◆ OBJECTIVE
Write out the whole listing again, exactly.
─── EXTRACTED ENTRIES
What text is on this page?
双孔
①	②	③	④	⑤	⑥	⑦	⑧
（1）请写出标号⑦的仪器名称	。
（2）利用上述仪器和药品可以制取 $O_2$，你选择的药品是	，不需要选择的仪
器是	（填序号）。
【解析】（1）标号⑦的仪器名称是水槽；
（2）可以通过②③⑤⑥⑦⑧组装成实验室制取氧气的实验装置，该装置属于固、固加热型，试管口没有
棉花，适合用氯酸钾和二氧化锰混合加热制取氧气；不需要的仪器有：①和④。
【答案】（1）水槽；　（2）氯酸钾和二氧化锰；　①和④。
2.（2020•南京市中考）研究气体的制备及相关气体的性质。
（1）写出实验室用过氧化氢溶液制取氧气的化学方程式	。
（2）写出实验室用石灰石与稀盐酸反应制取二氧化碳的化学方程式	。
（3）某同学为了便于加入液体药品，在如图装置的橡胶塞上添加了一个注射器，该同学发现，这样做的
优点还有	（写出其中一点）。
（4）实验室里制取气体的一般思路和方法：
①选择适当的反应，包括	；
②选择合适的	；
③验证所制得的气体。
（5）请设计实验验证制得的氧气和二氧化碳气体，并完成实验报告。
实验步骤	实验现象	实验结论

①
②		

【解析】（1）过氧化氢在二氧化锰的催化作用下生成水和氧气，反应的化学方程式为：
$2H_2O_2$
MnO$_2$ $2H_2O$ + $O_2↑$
──────
◆ RESPONSE
What text is on this page?
双孔
①	②	③	④	⑤	⑥	⑦	⑧
（1）请写出标号⑦的仪器名称	。
（2）利用上述仪器和药品可以制取 $O_2$，你选择的药品是	，不需要选择的仪
器是	（填序号）。
【解析】（1）标号⑦的仪器名称是水槽；
（2）可以通过②③⑤⑥⑦⑧组装成实验室制取氧气的实验装置，该装置属于固、固加热型，试管口没有
棉花，适合用氯酸钾和二氧化锰混合加热制取氧气；不需要的仪器有：①和④。
【答案】（1）水槽；　（2）氯酸钾和二氧化锰；　①和④。
2.（2020•南京市中考）研究气体的制备及相关气体的性质。
（1）写出实验室用过氧化氢溶液制取氧气的化学方程式	。
（2）写出实验室用石灰石与稀盐酸反应制取二氧化碳的化学方程式	。
（3）某同学为了便于加入液体药品，在如图装置的橡胶塞上添加了一个注射器，该同学发现，这样做的
优点还有	（写出其中一点）。
（4）实验室里制取气体的一般思路和方法：
①选择适当的反应，包括	；
②选择合适的	；
③验证所制得的气体。
（5）请设计实验验证制得的氧气和二氧化碳气体，并完成实验报告。
实验步骤	实验现象	实验结论

①
②		

【解析】（1）过氧化氢在二氧化锰的催化作用下生成水和氧气，反应的化学方程式为：
$2H_2O_2$
MnO$_2$ $2H_2O$ + $O_2↑$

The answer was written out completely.